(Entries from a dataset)

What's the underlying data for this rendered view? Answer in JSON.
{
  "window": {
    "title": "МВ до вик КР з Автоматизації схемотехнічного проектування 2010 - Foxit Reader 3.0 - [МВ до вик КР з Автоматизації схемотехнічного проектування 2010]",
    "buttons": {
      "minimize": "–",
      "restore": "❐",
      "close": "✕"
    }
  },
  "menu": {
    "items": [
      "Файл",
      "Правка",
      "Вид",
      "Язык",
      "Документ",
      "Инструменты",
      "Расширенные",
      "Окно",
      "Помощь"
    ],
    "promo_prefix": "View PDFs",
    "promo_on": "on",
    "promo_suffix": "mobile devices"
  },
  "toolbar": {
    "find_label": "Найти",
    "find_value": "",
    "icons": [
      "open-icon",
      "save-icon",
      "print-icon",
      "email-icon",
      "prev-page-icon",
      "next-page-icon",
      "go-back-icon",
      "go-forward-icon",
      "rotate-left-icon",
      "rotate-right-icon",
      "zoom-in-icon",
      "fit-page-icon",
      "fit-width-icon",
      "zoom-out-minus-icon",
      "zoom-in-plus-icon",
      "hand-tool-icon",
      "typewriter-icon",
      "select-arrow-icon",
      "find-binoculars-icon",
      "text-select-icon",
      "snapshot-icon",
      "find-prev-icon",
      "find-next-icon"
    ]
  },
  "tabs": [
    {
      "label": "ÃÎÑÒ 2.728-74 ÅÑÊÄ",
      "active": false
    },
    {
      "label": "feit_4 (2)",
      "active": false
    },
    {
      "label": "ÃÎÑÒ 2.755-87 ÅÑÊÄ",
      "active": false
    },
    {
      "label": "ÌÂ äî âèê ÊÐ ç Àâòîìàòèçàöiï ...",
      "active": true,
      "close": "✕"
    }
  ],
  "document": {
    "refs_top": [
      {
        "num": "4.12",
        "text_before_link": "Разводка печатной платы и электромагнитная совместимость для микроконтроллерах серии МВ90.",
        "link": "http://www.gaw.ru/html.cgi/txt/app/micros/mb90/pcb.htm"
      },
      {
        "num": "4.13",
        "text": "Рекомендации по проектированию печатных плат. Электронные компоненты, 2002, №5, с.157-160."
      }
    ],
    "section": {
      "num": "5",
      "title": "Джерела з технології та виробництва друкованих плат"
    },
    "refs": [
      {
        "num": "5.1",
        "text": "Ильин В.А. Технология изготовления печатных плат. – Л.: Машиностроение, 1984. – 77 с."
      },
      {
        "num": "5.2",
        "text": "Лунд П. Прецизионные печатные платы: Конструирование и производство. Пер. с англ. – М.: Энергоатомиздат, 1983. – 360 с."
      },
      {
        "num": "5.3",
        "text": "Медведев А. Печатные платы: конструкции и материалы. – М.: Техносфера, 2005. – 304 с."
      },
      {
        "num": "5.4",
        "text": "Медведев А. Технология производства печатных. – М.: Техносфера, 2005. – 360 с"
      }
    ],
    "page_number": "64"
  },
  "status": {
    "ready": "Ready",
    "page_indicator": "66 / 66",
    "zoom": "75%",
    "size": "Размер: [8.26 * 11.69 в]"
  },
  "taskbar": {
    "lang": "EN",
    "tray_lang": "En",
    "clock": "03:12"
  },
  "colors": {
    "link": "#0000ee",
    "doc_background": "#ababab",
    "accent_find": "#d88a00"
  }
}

=== Objective ===
Exactly reproduce all of the entries.

=== The solution ===
What's the underlying data for this rendered view? Answer in JSON.
{
  "window": {
    "title": "МВ до вик КР з Автоматизації схемотехнічного проектування 2010 - Foxit Reader 3.0 - [МВ до вик КР з Автоматизації схемотехнічного проектування 2010]",
    "buttons": {
      "minimize": "–",
      "restore": "❐",
      "close": "✕"
    }
  },
  "menu": {
    "items": [
      "Файл",
      "Правка",
      "Вид",
      "Язык",
      "Документ",
      "Инструменты",
      "Расширенные",
      "Окно",
      "Помощь"
    ],
    "promo_prefix": "View PDFs",
    "promo_on": "on",
    "promo_suffix": "mobile devices"
  },
  "toolbar": {
    "find_label": "Найти",
    "find_value": "",
    "icons": [
      "open-icon",
      "save-icon",
      "print-icon",
      "email-icon",
      "prev-page-icon",
      "next-page-icon",
      "go-back-icon",
      "go-forward-icon",
      "rotate-left-icon",
      "rotate-right-icon",
      "zoom-in-icon",
      "fit-page-icon",
      "fit-width-icon",
      "zoom-out-minus-icon",
      "zoom-in-plus-icon",
      "hand-tool-icon",
      "typewriter-icon",
      "select-arrow-icon",
      "find-binoculars-icon",
      "text-select-icon",
      "snapshot-icon",
      "find-prev-icon",
      "find-next-icon"
    ]
  },
  "tabs": [
    {
      "label": "ÃÎÑÒ 2.728-74 ÅÑÊÄ",
      "active": false
    },
    {
      "label": "feit_4 (2)",
      "active": false
    },
    {
      "label": "ÃÎÑÒ 2.755-87 ÅÑÊÄ",
      "active": false
    },
    {
      "label": "ÌÂ äî âèê ÊÐ ç Àâòîìàòèçàöiï ...",
      "active": true,
      "close": "✕"
    }
  ],
  "document": {
    "refs_top": [
      {
        "num": "4.12",
        "text_before_link": "Разводка печатной платы и электромагнитная совместимость для микроконтроллерах серии МВ90.",
        "link": "http://www.gaw.ru/html.cgi/txt/app/micros/mb90/pcb.htm"
      },
      {
        "num": "4.13",
        "text": "Рекомендации по проектированию печатных плат. Электронные компоненты, 2002, №5, с.157-160."
      }
    ],
    "section": {
      "num": "5",
      "title": "Джерела з технології та виробництва друкованих плат"
    },
    "refs": [
      {
        "num": "5.1",
        "text": "Ильин В.А. Технология изготовления печатных плат. – Л.: Машиностроение, 1984. – 77 с."
      },
      {
        "num": "5.2",
        "text": "Лунд П. Прецизионные печатные платы: Конструирование и производство. Пер. с англ. – М.: Энергоатомиздат, 1983. – 360 с."
      },
      {
        "num": "5.3",
        "text": "Медведев А. Печатные платы: конструкции и материалы. – М.: Техносфера, 2005. – 304 с."
      },
      {
        "num": "5.4",
        "text": "Медведев А. Технология производства печатных. – М.: Техносфера, 2005. – 360 с"
      }
    ],
    "page_number": "64"
  },
  "status": {
    "ready": "Ready",
    "page_indicator": "66 / 66",
    "zoom": "75%",
    "size": "Размер: [8.26 * 11.69 в]"
  },
  "taskbar": {
    "lang": "EN",
    "tray_lang": "En",
    "clock": "03:12"
  },
  "colors": {
    "link": "#0000ee",
    "doc_background": "#ababab",
    "accent_find": "#d88a00"
  }
}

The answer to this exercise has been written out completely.